- [WHAT TO WORK ON]
Set every record down verbatim and omit the pictures.

- [Stored records]

* Start *

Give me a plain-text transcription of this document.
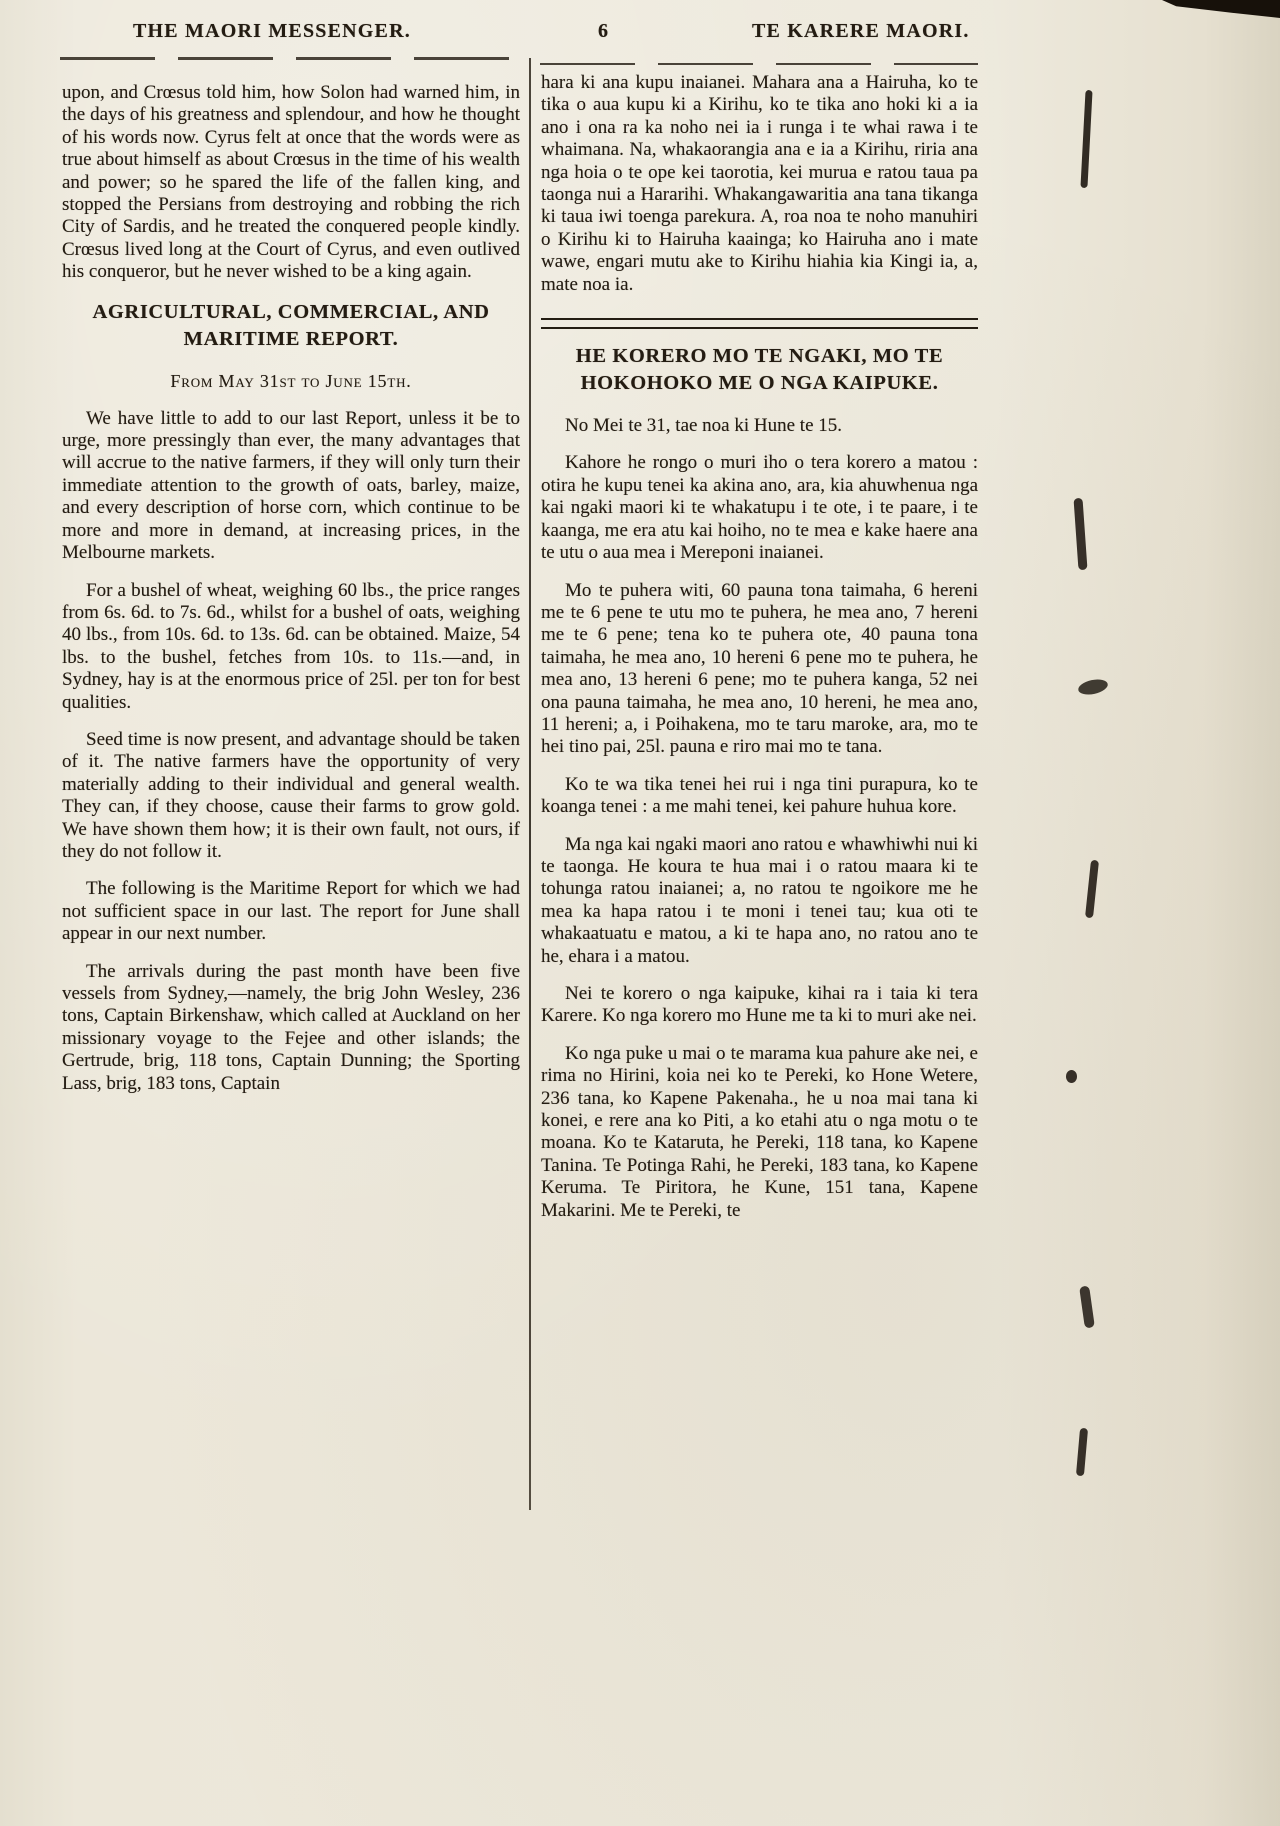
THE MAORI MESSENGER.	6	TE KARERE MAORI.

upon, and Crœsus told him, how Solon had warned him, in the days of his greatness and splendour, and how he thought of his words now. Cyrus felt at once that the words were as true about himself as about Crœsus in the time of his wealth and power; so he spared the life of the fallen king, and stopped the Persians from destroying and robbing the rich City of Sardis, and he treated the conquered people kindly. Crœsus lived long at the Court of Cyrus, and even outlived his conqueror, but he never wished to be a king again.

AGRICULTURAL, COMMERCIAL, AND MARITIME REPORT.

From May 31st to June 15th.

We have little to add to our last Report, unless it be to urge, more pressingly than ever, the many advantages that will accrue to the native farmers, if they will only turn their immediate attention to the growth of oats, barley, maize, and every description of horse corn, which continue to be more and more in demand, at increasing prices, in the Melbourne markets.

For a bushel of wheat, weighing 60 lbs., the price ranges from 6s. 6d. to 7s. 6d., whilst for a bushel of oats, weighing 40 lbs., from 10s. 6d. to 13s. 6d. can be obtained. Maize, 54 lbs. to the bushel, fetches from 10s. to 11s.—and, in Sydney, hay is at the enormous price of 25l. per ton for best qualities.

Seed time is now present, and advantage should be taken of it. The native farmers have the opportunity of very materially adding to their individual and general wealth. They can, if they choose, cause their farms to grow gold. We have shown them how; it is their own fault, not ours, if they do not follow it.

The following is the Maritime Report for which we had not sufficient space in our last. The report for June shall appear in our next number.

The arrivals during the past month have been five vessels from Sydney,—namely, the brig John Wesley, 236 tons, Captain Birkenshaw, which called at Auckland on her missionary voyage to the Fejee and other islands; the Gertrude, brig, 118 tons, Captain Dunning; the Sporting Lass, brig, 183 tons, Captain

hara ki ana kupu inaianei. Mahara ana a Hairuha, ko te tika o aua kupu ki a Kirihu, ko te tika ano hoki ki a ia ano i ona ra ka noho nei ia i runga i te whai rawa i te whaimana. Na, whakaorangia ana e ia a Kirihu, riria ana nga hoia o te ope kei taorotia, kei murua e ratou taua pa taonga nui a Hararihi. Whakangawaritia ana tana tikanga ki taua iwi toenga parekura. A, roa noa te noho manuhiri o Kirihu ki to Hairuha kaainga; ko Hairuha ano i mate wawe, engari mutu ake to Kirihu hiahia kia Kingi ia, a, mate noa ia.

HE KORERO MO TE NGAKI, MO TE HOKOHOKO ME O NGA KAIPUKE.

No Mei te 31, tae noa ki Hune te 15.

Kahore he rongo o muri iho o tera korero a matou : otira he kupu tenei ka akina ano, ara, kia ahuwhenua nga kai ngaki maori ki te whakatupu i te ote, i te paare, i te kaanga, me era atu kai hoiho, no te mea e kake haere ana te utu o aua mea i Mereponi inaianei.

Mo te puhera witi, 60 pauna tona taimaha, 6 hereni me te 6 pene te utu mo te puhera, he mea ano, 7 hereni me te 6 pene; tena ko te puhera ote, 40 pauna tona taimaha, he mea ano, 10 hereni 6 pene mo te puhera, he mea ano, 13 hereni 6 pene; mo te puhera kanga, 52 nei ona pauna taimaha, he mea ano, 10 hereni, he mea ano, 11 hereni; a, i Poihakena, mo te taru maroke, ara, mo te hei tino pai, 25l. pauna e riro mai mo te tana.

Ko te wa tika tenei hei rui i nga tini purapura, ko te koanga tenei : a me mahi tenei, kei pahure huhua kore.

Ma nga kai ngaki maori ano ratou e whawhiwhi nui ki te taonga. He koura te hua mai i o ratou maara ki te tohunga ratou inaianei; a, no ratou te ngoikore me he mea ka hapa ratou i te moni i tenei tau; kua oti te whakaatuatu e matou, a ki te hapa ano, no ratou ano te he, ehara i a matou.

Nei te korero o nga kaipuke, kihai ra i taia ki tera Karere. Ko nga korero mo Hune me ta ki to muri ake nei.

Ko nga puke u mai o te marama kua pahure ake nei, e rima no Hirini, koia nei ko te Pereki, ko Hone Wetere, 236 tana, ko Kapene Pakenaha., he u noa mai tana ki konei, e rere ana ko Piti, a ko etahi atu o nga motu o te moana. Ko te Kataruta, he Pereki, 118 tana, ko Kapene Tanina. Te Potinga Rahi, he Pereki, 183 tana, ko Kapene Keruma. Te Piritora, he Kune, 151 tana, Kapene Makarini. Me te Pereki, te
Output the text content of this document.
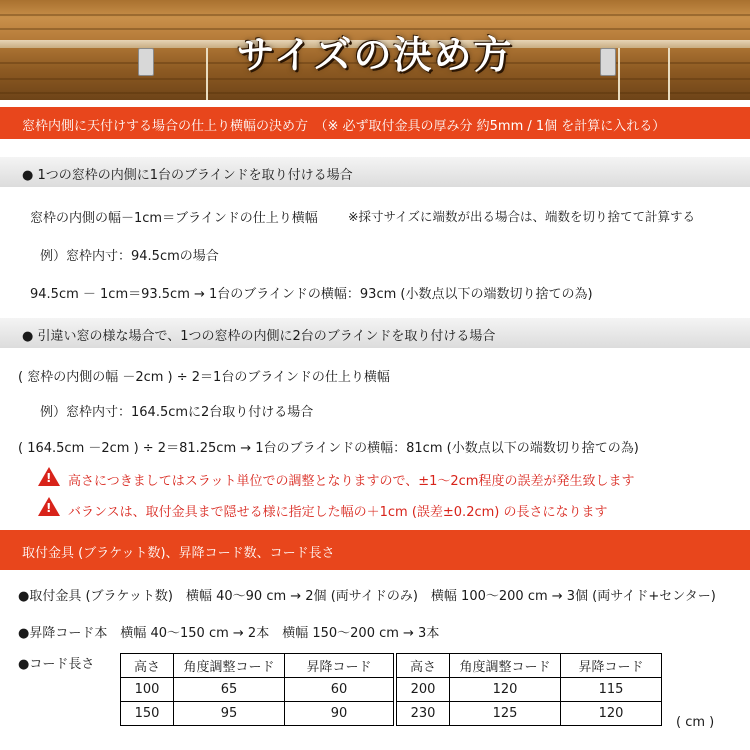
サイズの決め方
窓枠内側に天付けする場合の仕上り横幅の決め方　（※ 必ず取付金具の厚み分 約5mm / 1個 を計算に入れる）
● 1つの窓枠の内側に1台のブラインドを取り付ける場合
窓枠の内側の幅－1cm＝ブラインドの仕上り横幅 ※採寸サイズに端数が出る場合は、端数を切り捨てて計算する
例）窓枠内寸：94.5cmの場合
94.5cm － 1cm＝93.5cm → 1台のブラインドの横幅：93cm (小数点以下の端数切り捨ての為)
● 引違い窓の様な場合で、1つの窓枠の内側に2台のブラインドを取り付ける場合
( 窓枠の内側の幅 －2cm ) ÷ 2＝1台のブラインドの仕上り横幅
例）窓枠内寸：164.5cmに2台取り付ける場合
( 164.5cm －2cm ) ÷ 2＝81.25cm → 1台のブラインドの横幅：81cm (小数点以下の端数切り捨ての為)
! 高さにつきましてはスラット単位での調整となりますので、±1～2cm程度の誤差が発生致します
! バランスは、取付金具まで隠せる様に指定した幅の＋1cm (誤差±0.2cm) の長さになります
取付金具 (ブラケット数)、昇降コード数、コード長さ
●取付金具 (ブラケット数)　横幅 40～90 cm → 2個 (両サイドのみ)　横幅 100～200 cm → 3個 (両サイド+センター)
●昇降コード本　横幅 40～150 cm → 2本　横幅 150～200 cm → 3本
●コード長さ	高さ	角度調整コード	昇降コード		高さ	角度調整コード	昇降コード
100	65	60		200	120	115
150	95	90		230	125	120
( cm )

* End *

- [SOLUTION TO THIS PROBLEM]
Give me a plain-text transcription of this document.
THE MAORI MESSENGER.	6	TE KARERE MAORI.

upon, and Crœsus told him, how Solon had warned him, in the days of his greatness and splendour, and how he thought of his words now. Cyrus felt at once that the words were as true about himself as about Crœsus in the time of his wealth and power; so he spared the life of the fallen king, and stopped the Persians from destroying and robbing the rich City of Sardis, and he treated the conquered people kindly. Crœsus lived long at the Court of Cyrus, and even outlived his conqueror, but he never wished to be a king again.

AGRICULTURAL, COMMERCIAL, AND MARITIME REPORT.

From May 31st to June 15th.

We have little to add to our last Report, unless it be to urge, more pressingly than ever, the many advantages that will accrue to the native farmers, if they will only turn their immediate attention to the growth of oats, barley, maize, and every description of horse corn, which continue to be more and more in demand, at increasing prices, in the Melbourne markets.

For a bushel of wheat, weighing 60 lbs., the price ranges from 6s. 6d. to 7s. 6d., whilst for a bushel of oats, weighing 40 lbs., from 10s. 6d. to 13s. 6d. can be obtained. Maize, 54 lbs. to the bushel, fetches from 10s. to 11s.—and, in Sydney, hay is at the enormous price of 25l. per ton for best qualities.

Seed time is now present, and advantage should be taken of it. The native farmers have the opportunity of very materially adding to their individual and general wealth. They can, if they choose, cause their farms to grow gold. We have shown them how; it is their own fault, not ours, if they do not follow it.

The following is the Maritime Report for which we had not sufficient space in our last. The report for June shall appear in our next number.

The arrivals during the past month have been five vessels from Sydney,—namely, the brig John Wesley, 236 tons, Captain Birkenshaw, which called at Auckland on her missionary voyage to the Fejee and other islands; the Gertrude, brig, 118 tons, Captain Dunning; the Sporting Lass, brig, 183 tons, Captain

hara ki ana kupu inaianei. Mahara ana a Hairuha, ko te tika o aua kupu ki a Kirihu, ko te tika ano hoki ki a ia ano i ona ra ka noho nei ia i runga i te whai rawa i te whaimana. Na, whakaorangia ana e ia a Kirihu, riria ana nga hoia o te ope kei taorotia, kei murua e ratou taua pa taonga nui a Hararihi. Whakangawaritia ana tana tikanga ki taua iwi toenga parekura. A, roa noa te noho manuhiri o Kirihu ki to Hairuha kaainga; ko Hairuha ano i mate wawe, engari mutu ake to Kirihu hiahia kia Kingi ia, a, mate noa ia.

HE KORERO MO TE NGAKI, MO TE HOKOHOKO ME O NGA KAIPUKE.

No Mei te 31, tae noa ki Hune te 15.

Kahore he rongo o muri iho o tera korero a matou : otira he kupu tenei ka akina ano, ara, kia ahuwhenua nga kai ngaki maori ki te whakatupu i te ote, i te paare, i te kaanga, me era atu kai hoiho, no te mea e kake haere ana te utu o aua mea i Mereponi inaianei.

Mo te puhera witi, 60 pauna tona taimaha, 6 hereni me te 6 pene te utu mo te puhera, he mea ano, 7 hereni me te 6 pene; tena ko te puhera ote, 40 pauna tona taimaha, he mea ano, 10 hereni 6 pene mo te puhera, he mea ano, 13 hereni 6 pene; mo te puhera kanga, 52 nei ona pauna taimaha, he mea ano, 10 hereni, he mea ano, 11 hereni; a, i Poihakena, mo te taru maroke, ara, mo te hei tino pai, 25l. pauna e riro mai mo te tana.

Ko te wa tika tenei hei rui i nga tini purapura, ko te koanga tenei : a me mahi tenei, kei pahure huhua kore.

Ma nga kai ngaki maori ano ratou e whawhiwhi nui ki te taonga. He koura te hua mai i o ratou maara ki te tohunga ratou inaianei; a, no ratou te ngoikore me he mea ka hapa ratou i te moni i tenei tau; kua oti te whakaatuatu e matou, a ki te hapa ano, no ratou ano te he, ehara i a matou.

Nei te korero o nga kaipuke, kihai ra i taia ki tera Karere. Ko nga korero mo Hune me ta ki to muri ake nei.

Ko nga puke u mai o te marama kua pahure ake nei, e rima no Hirini, koia nei ko te Pereki, ko Hone Wetere, 236 tana, ko Kapene Pakenaha., he u noa mai tana ki konei, e rere ana ko Piti, a ko etahi atu o nga motu o te moana. Ko te Kataruta, he Pereki, 118 tana, ko Kapene Tanina. Te Potinga Rahi, he Pereki, 183 tana, ko Kapene Keruma. Te Piritora, he Kune, 151 tana, Kapene Makarini. Me te Pereki, te
Output the text content of this document.
サイズの決め方
窓枠内側に天付けする場合の仕上り横幅の決め方　（※ 必ず取付金具の厚み分 約5mm / 1個 を計算に入れる）
● 1つの窓枠の内側に1台のブラインドを取り付ける場合
窓枠の内側の幅－1cm＝ブラインドの仕上り横幅 ※採寸サイズに端数が出る場合は、端数を切り捨てて計算する
例）窓枠内寸：94.5cmの場合
94.5cm － 1cm＝93.5cm → 1台のブラインドの横幅：93cm (小数点以下の端数切り捨ての為)
● 引違い窓の様な場合で、1つの窓枠の内側に2台のブラインドを取り付ける場合
( 窓枠の内側の幅 －2cm ) ÷ 2＝1台のブラインドの仕上り横幅
例）窓枠内寸：164.5cmに2台取り付ける場合
( 164.5cm －2cm ) ÷ 2＝81.25cm → 1台のブラインドの横幅：81cm (小数点以下の端数切り捨ての為)
! 高さにつきましてはスラット単位での調整となりますので、±1～2cm程度の誤差が発生致します
! バランスは、取付金具まで隠せる様に指定した幅の＋1cm (誤差±0.2cm) の長さになります
取付金具 (ブラケット数)、昇降コード数、コード長さ
●取付金具 (ブラケット数)　横幅 40～90 cm → 2個 (両サイドのみ)　横幅 100～200 cm → 3個 (両サイド+センター)
●昇降コード本　横幅 40～150 cm → 2本　横幅 150～200 cm → 3本
●コード長さ	高さ	角度調整コード	昇降コード		高さ	角度調整コード	昇降コード
100	65	60		200	120	115
150	95	90		230	125	120
( cm )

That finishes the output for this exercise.